— Start of Supplied records —

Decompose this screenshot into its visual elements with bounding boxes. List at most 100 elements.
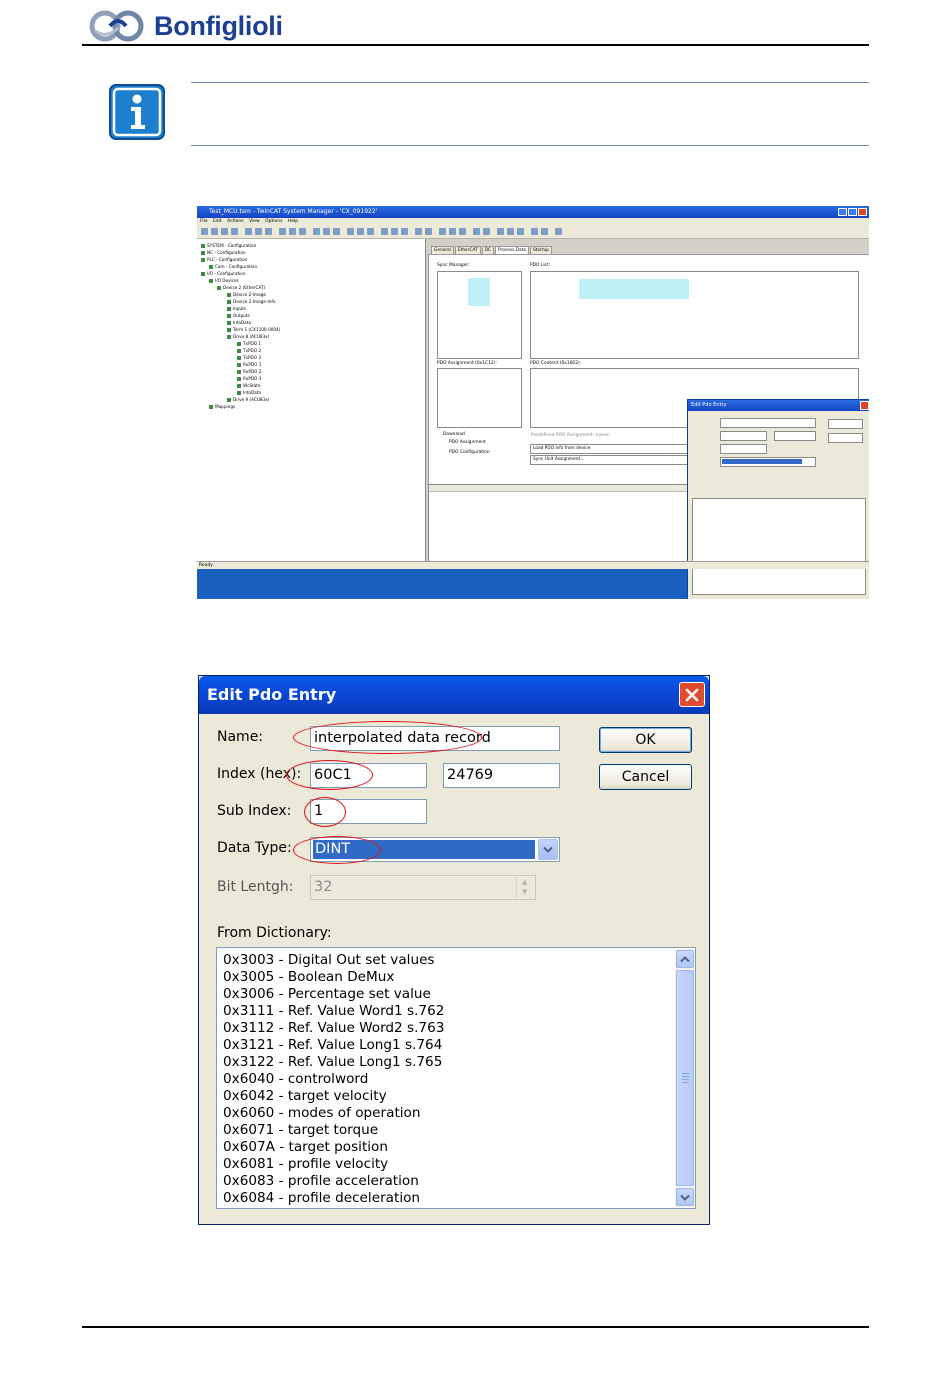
scroll-down-button[interactable] bbox=[676, 1188, 694, 1206]
tree-item[interactable]: TxPDO 1 bbox=[237, 341, 261, 346]
list-item[interactable]: 0x3005 - Boolean DeMux bbox=[223, 969, 394, 986]
subindex-input[interactable]: 1 bbox=[310, 799, 427, 824]
tree-item[interactable]: Mappings bbox=[209, 404, 235, 409]
mini-close-icon[interactable] bbox=[860, 401, 869, 410]
close-icon[interactable] bbox=[858, 208, 867, 216]
list-item[interactable]: 0x607A - target position bbox=[223, 1139, 388, 1156]
pdo-list[interactable] bbox=[530, 271, 859, 359]
sync-manager-list[interactable] bbox=[437, 271, 522, 359]
bitlength-label: Bit Lentgh: bbox=[217, 879, 294, 895]
predefined-assignment[interactable]: Predefined PDO Assignment: (none) bbox=[531, 433, 610, 438]
dialog-titlebar: Edit Pdo Entry bbox=[199, 676, 709, 714]
list-item[interactable]: 0x6083 - profile acceleration bbox=[223, 1173, 419, 1190]
list-item[interactable]: 0x3121 - Ref. Value Long1 s.764 bbox=[223, 1037, 442, 1054]
maximize-icon[interactable] bbox=[848, 208, 857, 216]
list-item[interactable]: 0x3111 - Ref. Value Word1 s.762 bbox=[223, 1003, 444, 1020]
list-item[interactable]: 0x6042 - target velocity bbox=[223, 1088, 387, 1105]
load-pdo-button[interactable]: Load PDO info from device bbox=[530, 444, 689, 454]
dictionary-scrollbar[interactable] bbox=[675, 949, 695, 1207]
info-rule-top bbox=[191, 82, 869, 83]
bonfiglioli-logo: Bonfiglioli bbox=[88, 8, 283, 44]
list-item[interactable]: 0x6084 - profile deceleration bbox=[223, 1190, 420, 1207]
datatype-select[interactable]: DINT bbox=[310, 837, 560, 862]
config-tree[interactable]: SYSTEM - Configuration NC - Configuratio… bbox=[197, 239, 426, 561]
tree-item[interactable]: InfoData bbox=[237, 390, 261, 395]
tree-item[interactable]: SYSTEM - Configuration bbox=[201, 243, 256, 248]
dictionary-list[interactable]: 0x3003 - Digital Out set values 0x3005 -… bbox=[216, 947, 696, 1209]
header-rule bbox=[82, 44, 869, 46]
bitlength-spinner: ▲ ▼ bbox=[516, 877, 534, 898]
tree-item[interactable]: I/O - Configuration bbox=[201, 271, 246, 276]
tree-item[interactable]: I/O Devices bbox=[209, 278, 239, 283]
mini-index-dec-field[interactable] bbox=[774, 431, 816, 441]
list-item[interactable]: 0x3112 - Ref. Value Word2 s.763 bbox=[223, 1020, 444, 1037]
sync-unit-button[interactable]: Sync Unit Assignment... bbox=[530, 455, 689, 465]
toolbar[interactable] bbox=[197, 226, 869, 239]
tab-dc[interactable]: DC bbox=[481, 246, 495, 254]
menu-bar[interactable]: File Edit Actions View Options Help bbox=[197, 218, 869, 226]
tree-item[interactable]: Device 2 (EtherCAT) bbox=[217, 285, 265, 290]
tree-item[interactable]: Device 2-Image bbox=[227, 292, 266, 297]
list-item[interactable]: 0x3006 - Percentage set value bbox=[223, 986, 431, 1003]
scroll-thumb[interactable] bbox=[676, 970, 694, 1186]
pdo-list-label: PDO List: bbox=[530, 263, 551, 268]
window-buttons[interactable] bbox=[838, 208, 867, 216]
list-item[interactable]: 0x6060 - modes of operation bbox=[223, 1105, 420, 1122]
mini-ok-button[interactable] bbox=[828, 419, 863, 429]
tree-item[interactable]: Device 2-Image-Info bbox=[227, 299, 275, 304]
twincat-screenshot: Test_MCU.tsm - TwinCAT System Manager - … bbox=[197, 206, 869, 599]
pdo-configuration-check[interactable]: PDO Configuration bbox=[449, 450, 490, 455]
tab-startup[interactable]: Startup bbox=[529, 246, 552, 254]
pdo-assignment-label: PDO Assignment (0x1C12): bbox=[437, 361, 497, 366]
info-rule-bottom bbox=[191, 145, 869, 146]
tree-item[interactable]: RxPDO 3 bbox=[237, 376, 261, 381]
subindex-label: Sub Index: bbox=[217, 803, 292, 819]
mini-subindex-field[interactable] bbox=[720, 444, 767, 454]
tree-item[interactable]: Term 1 (CX1100-0004) bbox=[227, 327, 280, 332]
tab-ethercat[interactable]: EtherCAT bbox=[454, 246, 481, 254]
minimize-icon[interactable] bbox=[838, 208, 847, 216]
tree-item[interactable]: Cam - Configuration bbox=[209, 264, 257, 269]
tree-item[interactable]: InfoData bbox=[227, 320, 251, 325]
dropdown-button[interactable] bbox=[538, 839, 558, 860]
variable-list[interactable] bbox=[428, 484, 689, 563]
tab-general[interactable]: General bbox=[431, 246, 454, 254]
tree-item[interactable]: Inputs bbox=[227, 306, 246, 311]
status-bar: Ready bbox=[197, 561, 869, 569]
mini-name-field[interactable] bbox=[720, 418, 816, 428]
brand-name: Bonfiglioli bbox=[154, 10, 283, 41]
list-item[interactable]: 0x6081 - profile velocity bbox=[223, 1156, 388, 1173]
tree-item[interactable]: PLC - Configuration bbox=[201, 257, 247, 262]
pdo-content-label: PDO Content (0x1602): bbox=[530, 361, 582, 366]
index-decimal-input[interactable]: 24769 bbox=[443, 763, 560, 788]
pdo-assignment-list[interactable] bbox=[437, 368, 522, 428]
tree-item[interactable]: NC - Configuration bbox=[201, 250, 246, 255]
mini-datatype-field[interactable] bbox=[720, 457, 816, 467]
tab-process-data[interactable]: Process Data bbox=[495, 246, 529, 254]
scroll-up-button[interactable] bbox=[676, 950, 694, 968]
list-item[interactable]: 0x3122 - Ref. Value Long1 s.765 bbox=[223, 1054, 442, 1071]
tree-item[interactable]: TxPDO 3 bbox=[237, 355, 261, 360]
pdo-assignment-check[interactable]: PDO Assignment bbox=[449, 440, 486, 445]
mini-index-field[interactable] bbox=[720, 431, 767, 441]
tree-item[interactable]: Drive 9 (ACU83x) bbox=[227, 397, 269, 402]
name-input[interactable]: interpolated data record bbox=[310, 726, 560, 751]
ok-button[interactable]: OK bbox=[599, 727, 692, 753]
mini-dictionary-list[interactable] bbox=[692, 498, 866, 595]
tree-item[interactable]: TxPDO 2 bbox=[237, 348, 261, 353]
tree-item[interactable]: RxPDO 1 bbox=[237, 362, 261, 367]
index-hex-input[interactable]: 60C1 bbox=[310, 763, 427, 788]
list-item[interactable]: 0x6040 - controlword bbox=[223, 1071, 368, 1088]
cancel-button[interactable]: Cancel bbox=[599, 764, 692, 790]
tree-item[interactable]: RxPDO 2 bbox=[237, 369, 261, 374]
mini-cancel-button[interactable] bbox=[828, 433, 863, 443]
close-button[interactable] bbox=[679, 682, 705, 707]
process-tabs[interactable]: General EtherCAT DC Process Data Startup bbox=[431, 246, 553, 254]
list-item[interactable]: 0x6071 - target torque bbox=[223, 1122, 378, 1139]
tree-item[interactable]: Outputs bbox=[227, 313, 250, 318]
mini-dialog-title: Edit Pdo Entry bbox=[688, 400, 869, 411]
tree-item[interactable]: Drive 8 (ACU83x) bbox=[227, 334, 269, 339]
chevron-down-icon bbox=[680, 1194, 690, 1201]
list-item[interactable]: 0x3003 - Digital Out set values bbox=[223, 952, 435, 969]
tree-item[interactable]: WcState bbox=[237, 383, 261, 388]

— End of Supplied records —

• **Exercise task**
Reproduce the records above with every occurrence of "tree-item" changed to "tree-node" and nothing else altered. Omit the pictures.

• **Response to this exercise**
Decompose this screenshot into its visual elements with bounding boxes. List at most 100 elements.
scroll-down-button[interactable] bbox=[676, 1188, 694, 1206]
tree-node[interactable]: TxPDO 1 bbox=[237, 341, 261, 346]
list-item[interactable]: 0x3005 - Boolean DeMux bbox=[223, 969, 394, 986]
subindex-input[interactable]: 1 bbox=[310, 799, 427, 824]
tree-node[interactable]: Mappings bbox=[209, 404, 235, 409]
mini-close-icon[interactable] bbox=[860, 401, 869, 410]
close-icon[interactable] bbox=[858, 208, 867, 216]
list-item[interactable]: 0x607A - target position bbox=[223, 1139, 388, 1156]
pdo-list[interactable] bbox=[530, 271, 859, 359]
sync-manager-list[interactable] bbox=[437, 271, 522, 359]
bitlength-label: Bit Lentgh: bbox=[217, 879, 294, 895]
predefined-assignment[interactable]: Predefined PDO Assignment: (none) bbox=[531, 433, 610, 438]
dialog-titlebar: Edit Pdo Entry bbox=[199, 676, 709, 714]
list-item[interactable]: 0x6083 - profile acceleration bbox=[223, 1173, 419, 1190]
list-item[interactable]: 0x3121 - Ref. Value Long1 s.764 bbox=[223, 1037, 442, 1054]
maximize-icon[interactable] bbox=[848, 208, 857, 216]
list-item[interactable]: 0x3111 - Ref. Value Word1 s.762 bbox=[223, 1003, 444, 1020]
list-item[interactable]: 0x6042 - target velocity bbox=[223, 1088, 387, 1105]
load-pdo-button[interactable]: Load PDO info from device bbox=[530, 444, 689, 454]
dictionary-scrollbar[interactable] bbox=[675, 949, 695, 1207]
info-rule-top bbox=[191, 82, 869, 83]
bonfiglioli-logo: Bonfiglioli bbox=[88, 8, 283, 44]
list-item[interactable]: 0x6084 - profile deceleration bbox=[223, 1190, 420, 1207]
datatype-select[interactable]: DINT bbox=[310, 837, 560, 862]
config-tree[interactable]: SYSTEM - Configuration NC - Configuratio… bbox=[197, 239, 426, 561]
tree-node[interactable]: InfoData bbox=[237, 390, 261, 395]
tree-node[interactable]: SYSTEM - Configuration bbox=[201, 243, 256, 248]
dictionary-list[interactable]: 0x3003 - Digital Out set values 0x3005 -… bbox=[216, 947, 696, 1209]
header-rule bbox=[82, 44, 869, 46]
bitlength-spinner: ▲ ▼ bbox=[516, 877, 534, 898]
tree-node[interactable]: I/O - Configuration bbox=[201, 271, 246, 276]
tree-node[interactable]: I/O Devices bbox=[209, 278, 239, 283]
mini-index-dec-field[interactable] bbox=[774, 431, 816, 441]
list-item[interactable]: 0x3112 - Ref. Value Word2 s.763 bbox=[223, 1020, 444, 1037]
sync-unit-button[interactable]: Sync Unit Assignment... bbox=[530, 455, 689, 465]
toolbar[interactable] bbox=[197, 226, 869, 239]
tab-dc[interactable]: DC bbox=[481, 246, 495, 254]
menu-bar[interactable]: File Edit Actions View Options Help bbox=[197, 218, 869, 226]
tree-node[interactable]: Device 2 (EtherCAT) bbox=[217, 285, 265, 290]
tree-node[interactable]: Device 2-Image bbox=[227, 292, 266, 297]
list-item[interactable]: 0x3006 - Percentage set value bbox=[223, 986, 431, 1003]
scroll-thumb[interactable] bbox=[676, 970, 694, 1186]
pdo-list-label: PDO List: bbox=[530, 263, 551, 268]
window-buttons[interactable] bbox=[838, 208, 867, 216]
list-item[interactable]: 0x6060 - modes of operation bbox=[223, 1105, 420, 1122]
mini-ok-button[interactable] bbox=[828, 419, 863, 429]
tree-node[interactable]: Device 2-Image-Info bbox=[227, 299, 275, 304]
twincat-screenshot: Test_MCU.tsm - TwinCAT System Manager - … bbox=[197, 206, 869, 599]
pdo-configuration-check[interactable]: PDO Configuration bbox=[449, 450, 490, 455]
tab-startup[interactable]: Startup bbox=[529, 246, 552, 254]
pdo-assignment-label: PDO Assignment (0x1C12): bbox=[437, 361, 497, 366]
info-rule-bottom bbox=[191, 145, 869, 146]
tree-node[interactable]: RxPDO 3 bbox=[237, 376, 261, 381]
subindex-label: Sub Index: bbox=[217, 803, 292, 819]
mini-subindex-field[interactable] bbox=[720, 444, 767, 454]
tree-node[interactable]: Term 1 (CX1100-0004) bbox=[227, 327, 280, 332]
tab-ethercat[interactable]: EtherCAT bbox=[454, 246, 481, 254]
minimize-icon[interactable] bbox=[838, 208, 847, 216]
tree-node[interactable]: Cam - Configuration bbox=[209, 264, 257, 269]
tree-node[interactable]: InfoData bbox=[227, 320, 251, 325]
dropdown-button[interactable] bbox=[538, 839, 558, 860]
variable-list[interactable] bbox=[428, 484, 689, 563]
tab-general[interactable]: General bbox=[431, 246, 454, 254]
tree-node[interactable]: Inputs bbox=[227, 306, 246, 311]
status-bar: Ready bbox=[197, 561, 869, 569]
mini-name-field[interactable] bbox=[720, 418, 816, 428]
brand-name: Bonfiglioli bbox=[154, 10, 283, 41]
list-item[interactable]: 0x6081 - profile velocity bbox=[223, 1156, 388, 1173]
tree-node[interactable]: PLC - Configuration bbox=[201, 257, 247, 262]
pdo-content-label: PDO Content (0x1602): bbox=[530, 361, 582, 366]
index-decimal-input[interactable]: 24769 bbox=[443, 763, 560, 788]
pdo-assignment-list[interactable] bbox=[437, 368, 522, 428]
tree-node[interactable]: NC - Configuration bbox=[201, 250, 246, 255]
mini-datatype-field[interactable] bbox=[720, 457, 816, 467]
tab-process-data[interactable]: Process Data bbox=[495, 246, 529, 254]
scroll-up-button[interactable] bbox=[676, 950, 694, 968]
list-item[interactable]: 0x3122 - Ref. Value Long1 s.765 bbox=[223, 1054, 442, 1071]
tree-node[interactable]: TxPDO 3 bbox=[237, 355, 261, 360]
pdo-assignment-check[interactable]: PDO Assignment bbox=[449, 440, 486, 445]
mini-index-field[interactable] bbox=[720, 431, 767, 441]
tree-node[interactable]: Drive 9 (ACU83x) bbox=[227, 397, 269, 402]
name-input[interactable]: interpolated data record bbox=[310, 726, 560, 751]
ok-button[interactable]: OK bbox=[599, 727, 692, 753]
mini-dictionary-list[interactable] bbox=[692, 498, 866, 595]
tree-node[interactable]: TxPDO 2 bbox=[237, 348, 261, 353]
tree-node[interactable]: RxPDO 1 bbox=[237, 362, 261, 367]
index-hex-input[interactable]: 60C1 bbox=[310, 763, 427, 788]
list-item[interactable]: 0x6040 - controlword bbox=[223, 1071, 368, 1088]
cancel-button[interactable]: Cancel bbox=[599, 764, 692, 790]
tree-node[interactable]: RxPDO 2 bbox=[237, 369, 261, 374]
mini-cancel-button[interactable] bbox=[828, 433, 863, 443]
close-button[interactable] bbox=[679, 682, 705, 707]
process-tabs[interactable]: General EtherCAT DC Process Data Startup bbox=[431, 246, 553, 254]
list-item[interactable]: 0x6071 - target torque bbox=[223, 1122, 378, 1139]
tree-node[interactable]: Outputs bbox=[227, 313, 250, 318]
mini-dialog-title: Edit Pdo Entry bbox=[688, 400, 869, 411]
tree-node[interactable]: Drive 8 (ACU83x) bbox=[227, 334, 269, 339]
chevron-down-icon bbox=[680, 1194, 690, 1201]
list-item[interactable]: 0x3003 - Digital Out set values bbox=[223, 952, 435, 969]
tree-node[interactable]: WcState bbox=[237, 383, 261, 388]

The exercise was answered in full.